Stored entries
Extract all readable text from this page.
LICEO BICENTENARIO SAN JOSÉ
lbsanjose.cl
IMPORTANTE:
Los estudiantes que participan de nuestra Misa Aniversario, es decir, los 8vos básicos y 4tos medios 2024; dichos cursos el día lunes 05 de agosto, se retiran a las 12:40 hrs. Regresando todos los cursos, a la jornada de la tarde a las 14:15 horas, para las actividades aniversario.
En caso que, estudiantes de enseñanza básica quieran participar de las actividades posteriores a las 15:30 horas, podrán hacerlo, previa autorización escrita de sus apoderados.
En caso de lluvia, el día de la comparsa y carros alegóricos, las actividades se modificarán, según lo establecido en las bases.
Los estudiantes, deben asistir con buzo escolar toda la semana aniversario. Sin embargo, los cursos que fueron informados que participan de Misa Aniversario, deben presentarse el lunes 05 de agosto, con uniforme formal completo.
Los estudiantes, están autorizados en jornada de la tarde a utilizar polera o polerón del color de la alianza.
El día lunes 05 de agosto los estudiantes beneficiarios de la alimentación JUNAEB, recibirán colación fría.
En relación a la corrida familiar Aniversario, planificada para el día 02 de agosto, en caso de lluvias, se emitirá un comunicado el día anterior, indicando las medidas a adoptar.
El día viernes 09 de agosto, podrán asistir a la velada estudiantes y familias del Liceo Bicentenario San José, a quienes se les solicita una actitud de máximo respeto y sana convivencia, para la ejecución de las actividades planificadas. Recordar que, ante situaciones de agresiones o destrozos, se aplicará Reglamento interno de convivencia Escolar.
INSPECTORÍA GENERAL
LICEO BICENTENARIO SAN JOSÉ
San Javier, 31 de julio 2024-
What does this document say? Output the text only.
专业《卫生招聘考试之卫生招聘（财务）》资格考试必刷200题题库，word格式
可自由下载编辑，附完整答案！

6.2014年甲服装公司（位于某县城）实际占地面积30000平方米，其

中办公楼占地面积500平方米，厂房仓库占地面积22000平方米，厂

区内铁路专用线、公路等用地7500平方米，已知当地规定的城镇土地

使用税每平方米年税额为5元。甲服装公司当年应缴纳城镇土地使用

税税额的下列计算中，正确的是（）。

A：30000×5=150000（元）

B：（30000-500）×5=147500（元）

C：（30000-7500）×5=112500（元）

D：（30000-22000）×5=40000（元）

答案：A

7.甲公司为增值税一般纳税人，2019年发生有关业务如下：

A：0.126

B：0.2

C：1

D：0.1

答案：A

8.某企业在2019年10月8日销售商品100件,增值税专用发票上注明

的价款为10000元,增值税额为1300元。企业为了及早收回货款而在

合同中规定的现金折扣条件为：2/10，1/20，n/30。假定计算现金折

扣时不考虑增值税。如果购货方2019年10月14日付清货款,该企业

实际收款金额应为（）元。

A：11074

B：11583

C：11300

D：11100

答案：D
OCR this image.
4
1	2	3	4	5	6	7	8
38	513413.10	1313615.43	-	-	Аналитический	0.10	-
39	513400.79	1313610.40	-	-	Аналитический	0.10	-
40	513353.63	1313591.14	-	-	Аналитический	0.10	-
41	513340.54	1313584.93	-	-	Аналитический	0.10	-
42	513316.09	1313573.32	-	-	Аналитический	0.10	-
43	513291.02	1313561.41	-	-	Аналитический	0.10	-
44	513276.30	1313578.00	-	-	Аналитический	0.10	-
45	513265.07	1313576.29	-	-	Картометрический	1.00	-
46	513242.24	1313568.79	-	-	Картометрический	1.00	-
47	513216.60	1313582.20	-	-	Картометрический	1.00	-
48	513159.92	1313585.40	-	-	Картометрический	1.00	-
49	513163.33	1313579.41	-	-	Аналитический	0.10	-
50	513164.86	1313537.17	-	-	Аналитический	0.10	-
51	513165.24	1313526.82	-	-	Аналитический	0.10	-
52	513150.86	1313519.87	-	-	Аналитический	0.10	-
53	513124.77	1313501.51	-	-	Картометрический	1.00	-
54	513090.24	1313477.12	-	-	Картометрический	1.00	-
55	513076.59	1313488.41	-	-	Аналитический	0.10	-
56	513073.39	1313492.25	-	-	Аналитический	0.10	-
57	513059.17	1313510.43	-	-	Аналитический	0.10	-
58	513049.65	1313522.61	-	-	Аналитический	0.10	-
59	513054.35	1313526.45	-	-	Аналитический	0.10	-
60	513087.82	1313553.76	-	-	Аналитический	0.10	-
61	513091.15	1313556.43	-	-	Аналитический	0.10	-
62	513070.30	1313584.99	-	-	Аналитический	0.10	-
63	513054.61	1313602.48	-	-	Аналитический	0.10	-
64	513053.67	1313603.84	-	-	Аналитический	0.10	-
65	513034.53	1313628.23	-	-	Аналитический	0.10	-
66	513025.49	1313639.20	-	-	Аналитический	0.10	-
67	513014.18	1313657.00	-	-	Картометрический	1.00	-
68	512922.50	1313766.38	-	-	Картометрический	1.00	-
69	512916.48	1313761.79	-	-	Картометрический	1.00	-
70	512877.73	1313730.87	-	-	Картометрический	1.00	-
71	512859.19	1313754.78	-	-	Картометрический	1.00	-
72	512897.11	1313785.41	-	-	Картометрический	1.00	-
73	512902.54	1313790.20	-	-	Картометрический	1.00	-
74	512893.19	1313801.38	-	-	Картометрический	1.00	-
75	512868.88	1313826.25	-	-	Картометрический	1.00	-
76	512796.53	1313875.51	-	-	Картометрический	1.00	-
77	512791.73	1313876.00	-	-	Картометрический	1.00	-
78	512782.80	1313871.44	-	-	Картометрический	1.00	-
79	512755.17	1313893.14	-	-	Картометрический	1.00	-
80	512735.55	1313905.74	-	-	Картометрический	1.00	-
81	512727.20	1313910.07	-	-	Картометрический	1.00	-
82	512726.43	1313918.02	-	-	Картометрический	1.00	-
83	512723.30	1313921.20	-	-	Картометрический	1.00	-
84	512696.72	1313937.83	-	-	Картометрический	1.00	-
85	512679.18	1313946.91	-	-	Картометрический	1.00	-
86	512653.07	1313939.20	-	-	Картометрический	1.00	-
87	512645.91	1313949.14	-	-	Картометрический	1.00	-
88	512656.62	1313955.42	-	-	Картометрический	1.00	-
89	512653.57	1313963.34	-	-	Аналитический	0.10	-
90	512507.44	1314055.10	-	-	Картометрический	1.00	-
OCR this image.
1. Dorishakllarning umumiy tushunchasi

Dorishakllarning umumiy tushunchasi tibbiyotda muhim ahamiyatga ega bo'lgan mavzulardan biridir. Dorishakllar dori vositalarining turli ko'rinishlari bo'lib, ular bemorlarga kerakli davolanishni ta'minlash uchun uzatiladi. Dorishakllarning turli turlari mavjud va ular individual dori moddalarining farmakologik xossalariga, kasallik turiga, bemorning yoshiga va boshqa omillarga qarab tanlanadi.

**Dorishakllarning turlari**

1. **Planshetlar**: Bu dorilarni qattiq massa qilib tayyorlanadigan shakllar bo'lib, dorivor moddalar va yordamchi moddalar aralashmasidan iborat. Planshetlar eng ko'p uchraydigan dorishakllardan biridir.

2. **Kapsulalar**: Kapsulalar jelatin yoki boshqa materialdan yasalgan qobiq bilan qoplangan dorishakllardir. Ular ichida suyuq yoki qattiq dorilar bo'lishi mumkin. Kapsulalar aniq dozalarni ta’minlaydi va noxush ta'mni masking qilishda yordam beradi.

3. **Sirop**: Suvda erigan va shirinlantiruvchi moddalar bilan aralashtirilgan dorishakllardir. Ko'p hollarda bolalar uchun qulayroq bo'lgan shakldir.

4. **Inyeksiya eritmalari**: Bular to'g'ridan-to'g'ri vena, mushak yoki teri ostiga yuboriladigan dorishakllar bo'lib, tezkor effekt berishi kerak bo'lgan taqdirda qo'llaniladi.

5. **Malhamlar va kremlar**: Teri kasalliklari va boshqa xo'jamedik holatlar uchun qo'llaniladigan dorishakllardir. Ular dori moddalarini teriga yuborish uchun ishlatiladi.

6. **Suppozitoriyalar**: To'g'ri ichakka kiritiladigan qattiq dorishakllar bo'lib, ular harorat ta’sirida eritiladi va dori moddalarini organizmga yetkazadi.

## Work instructions
Search the data above for lines holding "this" and copy each of them.

## Exercise result
Extract all readable text from this page.
What does this document say? Output the text only.
OCR this image.
OCR this image.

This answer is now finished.